Records from a collection:
<<<<

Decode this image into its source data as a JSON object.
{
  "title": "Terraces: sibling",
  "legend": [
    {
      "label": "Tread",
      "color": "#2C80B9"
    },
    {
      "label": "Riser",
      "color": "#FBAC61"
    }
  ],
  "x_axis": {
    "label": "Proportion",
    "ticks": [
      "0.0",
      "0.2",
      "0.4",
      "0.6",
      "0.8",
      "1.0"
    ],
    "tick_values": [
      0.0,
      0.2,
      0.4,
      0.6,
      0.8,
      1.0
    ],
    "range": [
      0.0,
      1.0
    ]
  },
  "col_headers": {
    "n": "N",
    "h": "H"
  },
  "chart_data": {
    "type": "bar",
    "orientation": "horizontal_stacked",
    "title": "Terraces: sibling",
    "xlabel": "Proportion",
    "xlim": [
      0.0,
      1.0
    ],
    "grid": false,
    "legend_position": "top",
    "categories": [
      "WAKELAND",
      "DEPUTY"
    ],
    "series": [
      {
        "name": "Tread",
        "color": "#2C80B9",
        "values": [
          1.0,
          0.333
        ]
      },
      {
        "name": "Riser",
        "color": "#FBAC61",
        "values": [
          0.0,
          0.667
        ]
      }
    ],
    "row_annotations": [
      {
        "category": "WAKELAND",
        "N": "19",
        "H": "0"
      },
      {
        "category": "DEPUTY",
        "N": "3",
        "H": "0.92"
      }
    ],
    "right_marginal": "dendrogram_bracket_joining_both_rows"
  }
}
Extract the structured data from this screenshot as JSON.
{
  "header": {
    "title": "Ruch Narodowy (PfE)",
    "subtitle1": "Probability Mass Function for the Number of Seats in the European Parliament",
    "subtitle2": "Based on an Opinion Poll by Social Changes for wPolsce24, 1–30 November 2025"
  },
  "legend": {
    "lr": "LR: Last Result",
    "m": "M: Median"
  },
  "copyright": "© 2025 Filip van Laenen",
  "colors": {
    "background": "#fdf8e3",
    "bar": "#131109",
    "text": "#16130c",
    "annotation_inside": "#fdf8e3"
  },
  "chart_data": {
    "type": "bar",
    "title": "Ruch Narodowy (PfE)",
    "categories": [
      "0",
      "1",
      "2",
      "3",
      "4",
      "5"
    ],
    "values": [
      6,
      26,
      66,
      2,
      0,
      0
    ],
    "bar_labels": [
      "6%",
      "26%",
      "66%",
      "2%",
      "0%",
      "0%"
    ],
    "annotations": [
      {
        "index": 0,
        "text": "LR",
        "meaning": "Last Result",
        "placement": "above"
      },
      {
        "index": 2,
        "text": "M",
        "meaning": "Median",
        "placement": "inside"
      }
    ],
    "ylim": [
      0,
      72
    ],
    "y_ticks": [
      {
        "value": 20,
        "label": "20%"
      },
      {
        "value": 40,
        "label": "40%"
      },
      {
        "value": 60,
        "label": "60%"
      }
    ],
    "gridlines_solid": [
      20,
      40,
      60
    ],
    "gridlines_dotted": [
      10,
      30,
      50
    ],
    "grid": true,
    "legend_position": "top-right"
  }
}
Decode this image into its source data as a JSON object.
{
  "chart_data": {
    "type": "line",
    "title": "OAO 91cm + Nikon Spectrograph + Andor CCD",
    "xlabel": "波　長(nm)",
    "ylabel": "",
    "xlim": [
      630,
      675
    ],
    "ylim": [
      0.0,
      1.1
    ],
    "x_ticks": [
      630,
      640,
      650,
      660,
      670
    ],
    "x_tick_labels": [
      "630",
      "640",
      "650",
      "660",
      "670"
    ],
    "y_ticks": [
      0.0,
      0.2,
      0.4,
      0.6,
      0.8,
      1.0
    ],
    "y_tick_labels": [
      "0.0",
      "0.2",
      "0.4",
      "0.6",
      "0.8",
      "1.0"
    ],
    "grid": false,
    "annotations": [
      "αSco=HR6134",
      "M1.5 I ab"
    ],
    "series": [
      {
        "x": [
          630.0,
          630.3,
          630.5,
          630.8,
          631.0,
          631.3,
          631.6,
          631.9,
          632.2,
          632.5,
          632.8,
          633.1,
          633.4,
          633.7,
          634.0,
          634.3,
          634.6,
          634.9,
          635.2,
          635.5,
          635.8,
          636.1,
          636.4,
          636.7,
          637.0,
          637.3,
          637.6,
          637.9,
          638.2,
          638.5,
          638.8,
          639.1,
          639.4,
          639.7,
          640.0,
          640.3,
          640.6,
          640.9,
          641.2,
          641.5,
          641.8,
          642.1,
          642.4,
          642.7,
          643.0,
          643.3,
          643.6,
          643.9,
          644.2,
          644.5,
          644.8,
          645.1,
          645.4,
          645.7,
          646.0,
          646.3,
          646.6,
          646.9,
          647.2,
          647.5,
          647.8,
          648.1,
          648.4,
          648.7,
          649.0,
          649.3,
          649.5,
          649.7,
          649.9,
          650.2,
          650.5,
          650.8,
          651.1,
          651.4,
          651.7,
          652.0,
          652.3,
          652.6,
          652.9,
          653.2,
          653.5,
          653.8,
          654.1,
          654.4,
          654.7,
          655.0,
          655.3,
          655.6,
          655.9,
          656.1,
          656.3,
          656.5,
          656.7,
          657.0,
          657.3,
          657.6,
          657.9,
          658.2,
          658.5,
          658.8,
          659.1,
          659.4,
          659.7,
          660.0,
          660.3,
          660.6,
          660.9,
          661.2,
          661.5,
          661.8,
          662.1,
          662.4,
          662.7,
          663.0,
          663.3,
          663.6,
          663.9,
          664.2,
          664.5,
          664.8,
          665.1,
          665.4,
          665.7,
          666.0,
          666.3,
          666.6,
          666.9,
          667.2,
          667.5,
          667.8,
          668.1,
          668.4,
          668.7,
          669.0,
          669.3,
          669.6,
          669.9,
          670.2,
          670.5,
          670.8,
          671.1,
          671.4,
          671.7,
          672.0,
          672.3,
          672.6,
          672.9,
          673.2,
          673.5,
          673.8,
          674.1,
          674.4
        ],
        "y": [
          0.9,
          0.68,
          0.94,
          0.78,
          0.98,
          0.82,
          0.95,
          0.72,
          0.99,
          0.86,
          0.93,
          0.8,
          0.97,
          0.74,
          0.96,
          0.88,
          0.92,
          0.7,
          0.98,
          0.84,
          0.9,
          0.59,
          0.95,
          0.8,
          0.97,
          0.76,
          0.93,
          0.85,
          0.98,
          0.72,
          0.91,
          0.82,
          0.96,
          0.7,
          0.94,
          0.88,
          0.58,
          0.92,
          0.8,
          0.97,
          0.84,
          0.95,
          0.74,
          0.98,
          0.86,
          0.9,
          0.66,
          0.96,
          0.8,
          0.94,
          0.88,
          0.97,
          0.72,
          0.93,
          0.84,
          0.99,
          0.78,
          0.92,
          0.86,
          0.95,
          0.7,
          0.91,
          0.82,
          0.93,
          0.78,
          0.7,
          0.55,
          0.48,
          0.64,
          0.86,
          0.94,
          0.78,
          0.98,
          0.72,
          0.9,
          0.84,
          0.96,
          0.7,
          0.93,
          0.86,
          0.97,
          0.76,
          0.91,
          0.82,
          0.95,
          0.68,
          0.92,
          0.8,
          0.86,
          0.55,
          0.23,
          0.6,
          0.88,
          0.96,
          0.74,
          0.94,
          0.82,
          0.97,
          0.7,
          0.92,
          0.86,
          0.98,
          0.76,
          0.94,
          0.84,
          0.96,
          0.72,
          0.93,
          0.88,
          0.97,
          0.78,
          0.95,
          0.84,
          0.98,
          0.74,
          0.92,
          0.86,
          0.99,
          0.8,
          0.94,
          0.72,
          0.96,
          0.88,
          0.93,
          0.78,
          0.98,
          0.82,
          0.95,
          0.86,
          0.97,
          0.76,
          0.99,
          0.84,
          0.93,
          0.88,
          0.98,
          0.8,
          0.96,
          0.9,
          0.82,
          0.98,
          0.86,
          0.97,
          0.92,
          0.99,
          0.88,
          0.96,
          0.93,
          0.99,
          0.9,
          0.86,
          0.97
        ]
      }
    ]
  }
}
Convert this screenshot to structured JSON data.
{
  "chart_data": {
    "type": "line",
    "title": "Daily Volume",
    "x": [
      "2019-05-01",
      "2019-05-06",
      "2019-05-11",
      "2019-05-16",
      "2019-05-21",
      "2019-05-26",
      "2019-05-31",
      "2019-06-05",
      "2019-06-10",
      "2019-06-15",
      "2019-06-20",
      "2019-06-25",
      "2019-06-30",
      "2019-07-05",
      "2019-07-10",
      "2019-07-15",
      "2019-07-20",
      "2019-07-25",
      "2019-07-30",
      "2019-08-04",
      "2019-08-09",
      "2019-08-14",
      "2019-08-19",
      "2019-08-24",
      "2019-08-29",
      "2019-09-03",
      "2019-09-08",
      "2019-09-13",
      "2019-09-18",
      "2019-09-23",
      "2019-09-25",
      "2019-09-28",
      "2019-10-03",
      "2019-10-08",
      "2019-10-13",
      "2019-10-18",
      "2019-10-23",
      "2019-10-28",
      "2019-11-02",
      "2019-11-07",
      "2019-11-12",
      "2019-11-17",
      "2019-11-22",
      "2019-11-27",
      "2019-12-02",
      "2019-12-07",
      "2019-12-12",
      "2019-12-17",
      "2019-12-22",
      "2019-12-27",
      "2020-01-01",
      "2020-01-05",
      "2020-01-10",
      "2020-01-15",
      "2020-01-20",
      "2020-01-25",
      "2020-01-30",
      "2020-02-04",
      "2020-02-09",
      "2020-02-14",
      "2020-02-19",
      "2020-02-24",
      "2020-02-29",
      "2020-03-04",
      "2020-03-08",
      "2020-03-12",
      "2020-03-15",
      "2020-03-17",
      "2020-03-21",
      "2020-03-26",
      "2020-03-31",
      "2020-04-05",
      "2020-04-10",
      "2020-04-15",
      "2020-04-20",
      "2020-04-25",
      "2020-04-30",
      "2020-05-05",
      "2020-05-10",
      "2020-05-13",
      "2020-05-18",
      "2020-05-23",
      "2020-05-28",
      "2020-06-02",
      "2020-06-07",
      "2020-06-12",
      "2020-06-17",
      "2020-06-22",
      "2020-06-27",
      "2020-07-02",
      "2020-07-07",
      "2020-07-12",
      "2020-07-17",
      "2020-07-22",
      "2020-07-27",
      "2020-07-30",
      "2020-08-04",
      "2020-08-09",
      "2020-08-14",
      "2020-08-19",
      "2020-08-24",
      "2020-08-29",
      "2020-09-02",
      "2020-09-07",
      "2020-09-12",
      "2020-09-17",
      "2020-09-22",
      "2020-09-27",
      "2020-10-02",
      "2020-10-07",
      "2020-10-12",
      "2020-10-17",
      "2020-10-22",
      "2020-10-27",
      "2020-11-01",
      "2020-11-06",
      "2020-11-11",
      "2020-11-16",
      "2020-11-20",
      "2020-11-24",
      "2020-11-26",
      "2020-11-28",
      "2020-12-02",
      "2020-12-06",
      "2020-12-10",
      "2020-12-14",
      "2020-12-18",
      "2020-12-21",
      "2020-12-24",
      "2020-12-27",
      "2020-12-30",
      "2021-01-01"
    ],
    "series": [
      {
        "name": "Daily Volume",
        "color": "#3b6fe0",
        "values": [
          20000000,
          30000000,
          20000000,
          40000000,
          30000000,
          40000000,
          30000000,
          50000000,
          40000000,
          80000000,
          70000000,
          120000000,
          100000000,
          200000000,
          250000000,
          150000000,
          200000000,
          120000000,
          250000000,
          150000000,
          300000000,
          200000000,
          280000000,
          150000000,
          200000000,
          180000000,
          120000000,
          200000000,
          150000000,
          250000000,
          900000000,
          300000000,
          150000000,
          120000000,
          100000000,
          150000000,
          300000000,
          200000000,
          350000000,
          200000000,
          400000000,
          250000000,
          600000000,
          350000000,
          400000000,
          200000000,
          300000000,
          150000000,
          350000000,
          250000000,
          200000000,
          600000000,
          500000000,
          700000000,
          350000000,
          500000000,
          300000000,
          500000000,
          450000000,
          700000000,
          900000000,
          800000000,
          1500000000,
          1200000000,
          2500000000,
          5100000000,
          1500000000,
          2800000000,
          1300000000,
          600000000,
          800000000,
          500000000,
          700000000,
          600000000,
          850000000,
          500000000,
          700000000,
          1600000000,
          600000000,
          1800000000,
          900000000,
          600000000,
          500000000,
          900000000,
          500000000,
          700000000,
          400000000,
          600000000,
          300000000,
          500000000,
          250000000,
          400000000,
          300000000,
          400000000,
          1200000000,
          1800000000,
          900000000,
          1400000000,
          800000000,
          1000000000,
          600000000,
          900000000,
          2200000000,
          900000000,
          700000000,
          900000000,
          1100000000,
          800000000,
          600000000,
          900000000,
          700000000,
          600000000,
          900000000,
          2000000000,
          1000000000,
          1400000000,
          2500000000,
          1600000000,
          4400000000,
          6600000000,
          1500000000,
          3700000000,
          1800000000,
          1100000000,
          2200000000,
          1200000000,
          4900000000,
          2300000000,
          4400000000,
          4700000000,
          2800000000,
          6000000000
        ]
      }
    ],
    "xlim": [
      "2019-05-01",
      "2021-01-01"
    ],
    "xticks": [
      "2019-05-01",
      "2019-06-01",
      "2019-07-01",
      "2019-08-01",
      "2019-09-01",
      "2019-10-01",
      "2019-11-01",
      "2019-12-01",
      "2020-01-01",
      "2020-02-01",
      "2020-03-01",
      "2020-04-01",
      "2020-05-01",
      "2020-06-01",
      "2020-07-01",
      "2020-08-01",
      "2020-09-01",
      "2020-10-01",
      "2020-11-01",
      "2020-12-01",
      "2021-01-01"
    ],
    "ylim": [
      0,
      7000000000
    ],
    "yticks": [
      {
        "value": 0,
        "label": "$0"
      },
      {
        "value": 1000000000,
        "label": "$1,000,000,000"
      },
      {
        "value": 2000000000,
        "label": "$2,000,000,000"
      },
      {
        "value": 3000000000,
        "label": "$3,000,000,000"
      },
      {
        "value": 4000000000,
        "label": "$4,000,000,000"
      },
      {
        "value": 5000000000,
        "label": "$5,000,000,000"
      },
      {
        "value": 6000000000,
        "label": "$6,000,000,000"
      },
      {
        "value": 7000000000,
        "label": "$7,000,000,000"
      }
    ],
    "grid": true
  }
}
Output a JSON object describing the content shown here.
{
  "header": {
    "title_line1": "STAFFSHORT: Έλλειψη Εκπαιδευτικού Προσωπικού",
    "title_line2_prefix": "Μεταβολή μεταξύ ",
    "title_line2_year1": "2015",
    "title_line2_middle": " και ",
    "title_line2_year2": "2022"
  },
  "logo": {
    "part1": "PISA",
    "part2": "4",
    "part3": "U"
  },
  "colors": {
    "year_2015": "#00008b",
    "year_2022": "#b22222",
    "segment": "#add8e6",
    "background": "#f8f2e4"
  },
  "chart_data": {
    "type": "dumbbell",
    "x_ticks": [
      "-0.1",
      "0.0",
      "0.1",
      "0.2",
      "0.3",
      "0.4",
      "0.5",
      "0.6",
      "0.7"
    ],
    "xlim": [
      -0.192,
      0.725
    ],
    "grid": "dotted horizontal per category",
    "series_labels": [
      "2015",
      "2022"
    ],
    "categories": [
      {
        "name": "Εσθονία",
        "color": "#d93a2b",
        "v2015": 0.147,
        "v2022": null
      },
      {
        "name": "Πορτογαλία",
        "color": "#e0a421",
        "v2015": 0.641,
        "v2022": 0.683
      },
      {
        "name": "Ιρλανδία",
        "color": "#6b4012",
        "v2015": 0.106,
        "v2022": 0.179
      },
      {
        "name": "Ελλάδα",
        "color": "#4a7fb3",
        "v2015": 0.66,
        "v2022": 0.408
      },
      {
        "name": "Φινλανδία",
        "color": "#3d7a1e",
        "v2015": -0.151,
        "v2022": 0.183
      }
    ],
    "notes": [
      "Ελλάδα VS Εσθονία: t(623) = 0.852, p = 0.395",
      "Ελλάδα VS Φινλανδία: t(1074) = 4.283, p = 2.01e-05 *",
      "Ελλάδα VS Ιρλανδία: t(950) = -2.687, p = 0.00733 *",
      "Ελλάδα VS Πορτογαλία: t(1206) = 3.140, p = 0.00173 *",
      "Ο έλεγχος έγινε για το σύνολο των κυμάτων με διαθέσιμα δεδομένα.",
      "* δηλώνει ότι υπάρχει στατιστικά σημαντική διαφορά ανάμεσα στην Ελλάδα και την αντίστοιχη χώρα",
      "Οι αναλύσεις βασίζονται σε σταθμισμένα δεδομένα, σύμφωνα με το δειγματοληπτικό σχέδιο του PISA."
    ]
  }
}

>>>>

Your task: Return all lines containing "δεδομένα".

Worked solution:
      "Ο έλεγχος έγινε για το σύνολο των κυμάτων με διαθέσιμα δεδομένα.",
      "Οι αναλύσεις βασίζονται σε σταθμισμένα δεδομένα, σύμφωνα με το δειγματοληπτικό σχέδιο του PISA."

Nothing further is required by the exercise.